## [Directive]
Write out all the entries word for word and omit any pictures.

## [Input for this task]
·····
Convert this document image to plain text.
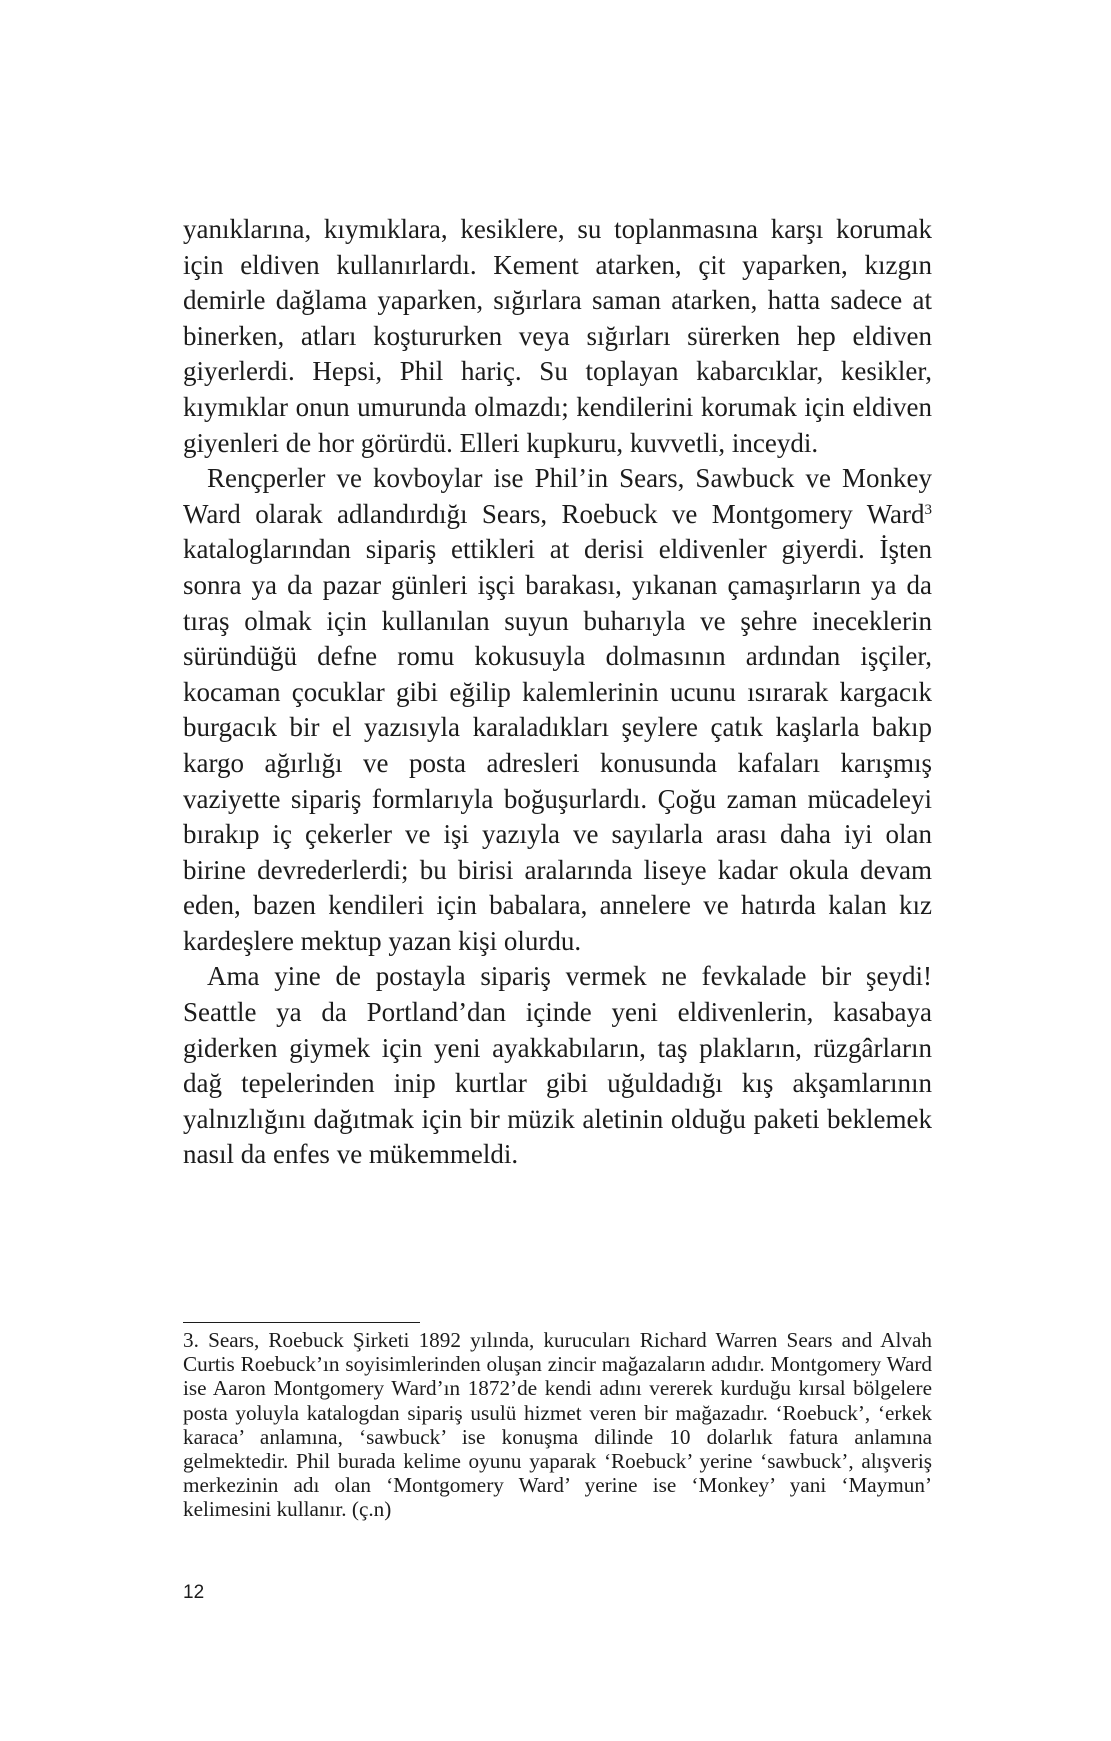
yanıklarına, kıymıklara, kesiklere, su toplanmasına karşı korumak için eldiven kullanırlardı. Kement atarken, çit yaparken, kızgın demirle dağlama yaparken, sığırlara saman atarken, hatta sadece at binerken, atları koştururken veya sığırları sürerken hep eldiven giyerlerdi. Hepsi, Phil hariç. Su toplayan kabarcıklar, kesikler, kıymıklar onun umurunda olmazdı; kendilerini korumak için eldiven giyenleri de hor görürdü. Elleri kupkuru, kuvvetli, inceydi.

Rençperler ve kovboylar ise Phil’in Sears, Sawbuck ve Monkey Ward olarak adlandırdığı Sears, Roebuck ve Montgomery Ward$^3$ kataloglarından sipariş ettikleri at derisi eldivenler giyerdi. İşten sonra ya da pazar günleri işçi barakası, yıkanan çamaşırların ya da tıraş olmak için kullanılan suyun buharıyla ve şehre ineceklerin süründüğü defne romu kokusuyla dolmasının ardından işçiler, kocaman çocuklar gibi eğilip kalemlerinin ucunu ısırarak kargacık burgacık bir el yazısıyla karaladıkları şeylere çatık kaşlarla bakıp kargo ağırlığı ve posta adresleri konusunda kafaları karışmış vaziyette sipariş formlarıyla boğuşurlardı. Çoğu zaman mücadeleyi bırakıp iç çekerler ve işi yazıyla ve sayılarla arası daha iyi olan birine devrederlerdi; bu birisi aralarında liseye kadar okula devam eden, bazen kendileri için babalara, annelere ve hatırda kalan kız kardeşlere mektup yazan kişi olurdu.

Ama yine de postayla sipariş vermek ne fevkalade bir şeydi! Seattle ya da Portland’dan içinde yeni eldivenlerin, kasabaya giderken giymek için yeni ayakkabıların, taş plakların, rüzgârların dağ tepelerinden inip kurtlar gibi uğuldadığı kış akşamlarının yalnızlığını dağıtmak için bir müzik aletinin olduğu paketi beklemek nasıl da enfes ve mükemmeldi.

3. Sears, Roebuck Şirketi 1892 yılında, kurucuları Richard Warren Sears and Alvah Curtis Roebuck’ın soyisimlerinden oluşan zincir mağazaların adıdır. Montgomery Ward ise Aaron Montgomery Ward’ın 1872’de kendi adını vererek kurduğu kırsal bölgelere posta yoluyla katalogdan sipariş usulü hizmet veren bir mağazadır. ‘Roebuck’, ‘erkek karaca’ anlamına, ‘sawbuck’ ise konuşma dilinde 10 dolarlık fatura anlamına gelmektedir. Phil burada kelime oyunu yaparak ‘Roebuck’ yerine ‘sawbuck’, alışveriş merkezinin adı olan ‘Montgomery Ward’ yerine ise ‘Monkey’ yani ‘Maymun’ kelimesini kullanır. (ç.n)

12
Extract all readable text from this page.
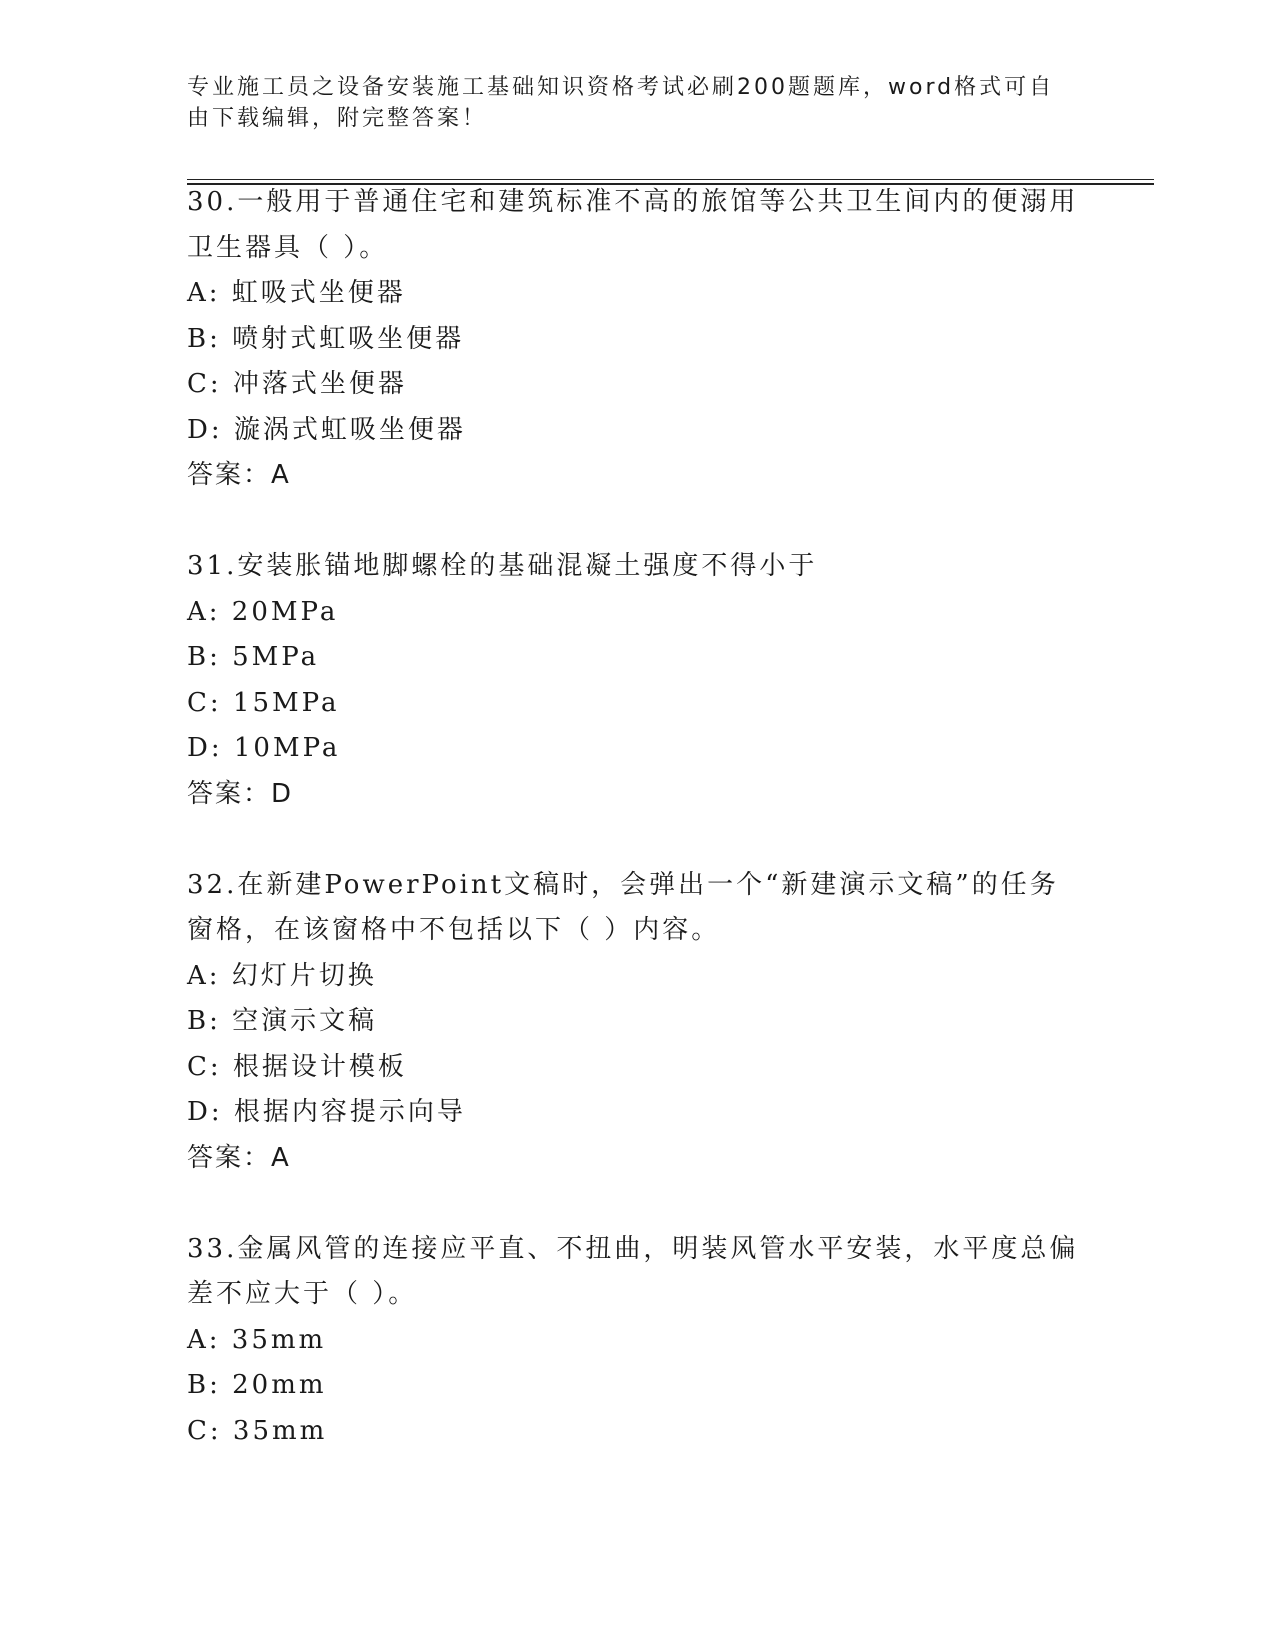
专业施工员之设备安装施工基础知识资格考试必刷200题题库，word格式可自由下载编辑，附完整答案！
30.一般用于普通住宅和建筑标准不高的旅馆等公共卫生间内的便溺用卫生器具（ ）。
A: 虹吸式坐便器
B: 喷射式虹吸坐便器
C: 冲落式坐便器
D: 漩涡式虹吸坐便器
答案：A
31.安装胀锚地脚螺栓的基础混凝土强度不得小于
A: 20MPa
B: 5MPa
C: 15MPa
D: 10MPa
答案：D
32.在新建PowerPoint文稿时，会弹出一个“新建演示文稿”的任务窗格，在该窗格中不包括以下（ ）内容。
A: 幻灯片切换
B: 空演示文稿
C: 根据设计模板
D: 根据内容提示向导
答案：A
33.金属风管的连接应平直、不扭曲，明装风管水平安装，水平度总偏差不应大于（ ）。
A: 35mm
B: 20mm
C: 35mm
·····
## [Answer for the task]
Convert this document image to plain text.
yanıklarına, kıymıklara, kesiklere, su toplanmasına karşı korumak için eldiven kullanırlardı. Kement atarken, çit yaparken, kızgın demirle dağlama yaparken, sığırlara saman atarken, hatta sadece at binerken, atları koştururken veya sığırları sürerken hep eldiven giyerlerdi. Hepsi, Phil hariç. Su toplayan kabarcıklar, kesikler, kıymıklar onun umurunda olmazdı; kendilerini korumak için eldiven giyenleri de hor görürdü. Elleri kupkuru, kuvvetli, inceydi.

Rençperler ve kovboylar ise Phil’in Sears, Sawbuck ve Monkey Ward olarak adlandırdığı Sears, Roebuck ve Montgomery Ward$^3$ kataloglarından sipariş ettikleri at derisi eldivenler giyerdi. İşten sonra ya da pazar günleri işçi barakası, yıkanan çamaşırların ya da tıraş olmak için kullanılan suyun buharıyla ve şehre ineceklerin süründüğü defne romu kokusuyla dolmasının ardından işçiler, kocaman çocuklar gibi eğilip kalemlerinin ucunu ısırarak kargacık burgacık bir el yazısıyla karaladıkları şeylere çatık kaşlarla bakıp kargo ağırlığı ve posta adresleri konusunda kafaları karışmış vaziyette sipariş formlarıyla boğuşurlardı. Çoğu zaman mücadeleyi bırakıp iç çekerler ve işi yazıyla ve sayılarla arası daha iyi olan birine devrederlerdi; bu birisi aralarında liseye kadar okula devam eden, bazen kendileri için babalara, annelere ve hatırda kalan kız kardeşlere mektup yazan kişi olurdu.

Ama yine de postayla sipariş vermek ne fevkalade bir şeydi! Seattle ya da Portland’dan içinde yeni eldivenlerin, kasabaya giderken giymek için yeni ayakkabıların, taş plakların, rüzgârların dağ tepelerinden inip kurtlar gibi uğuldadığı kış akşamlarının yalnızlığını dağıtmak için bir müzik aletinin olduğu paketi beklemek nasıl da enfes ve mükemmeldi.

3. Sears, Roebuck Şirketi 1892 yılında, kurucuları Richard Warren Sears and Alvah Curtis Roebuck’ın soyisimlerinden oluşan zincir mağazaların adıdır. Montgomery Ward ise Aaron Montgomery Ward’ın 1872’de kendi adını vererek kurduğu kırsal bölgelere posta yoluyla katalogdan sipariş usulü hizmet veren bir mağazadır. ‘Roebuck’, ‘erkek karaca’ anlamına, ‘sawbuck’ ise konuşma dilinde 10 dolarlık fatura anlamına gelmektedir. Phil burada kelime oyunu yaparak ‘Roebuck’ yerine ‘sawbuck’, alışveriş merkezinin adı olan ‘Montgomery Ward’ yerine ise ‘Monkey’ yani ‘Maymun’ kelimesini kullanır. (ç.n)

12
Extract all readable text from this page.
专业施工员之设备安装施工基础知识资格考试必刷200题题库，word格式可自由下载编辑，附完整答案！
30.一般用于普通住宅和建筑标准不高的旅馆等公共卫生间内的便溺用卫生器具（ ）。
A: 虹吸式坐便器
B: 喷射式虹吸坐便器
C: 冲落式坐便器
D: 漩涡式虹吸坐便器
答案：A
31.安装胀锚地脚螺栓的基础混凝土强度不得小于
A: 20MPa
B: 5MPa
C: 15MPa
D: 10MPa
答案：D
32.在新建PowerPoint文稿时，会弹出一个“新建演示文稿”的任务窗格，在该窗格中不包括以下（ ）内容。
A: 幻灯片切换
B: 空演示文稿
C: 根据设计模板
D: 根据内容提示向导
答案：A
33.金属风管的连接应平直、不扭曲，明装风管水平安装，水平度总偏差不应大于（ ）。
A: 35mm
B: 20mm
C: 35mm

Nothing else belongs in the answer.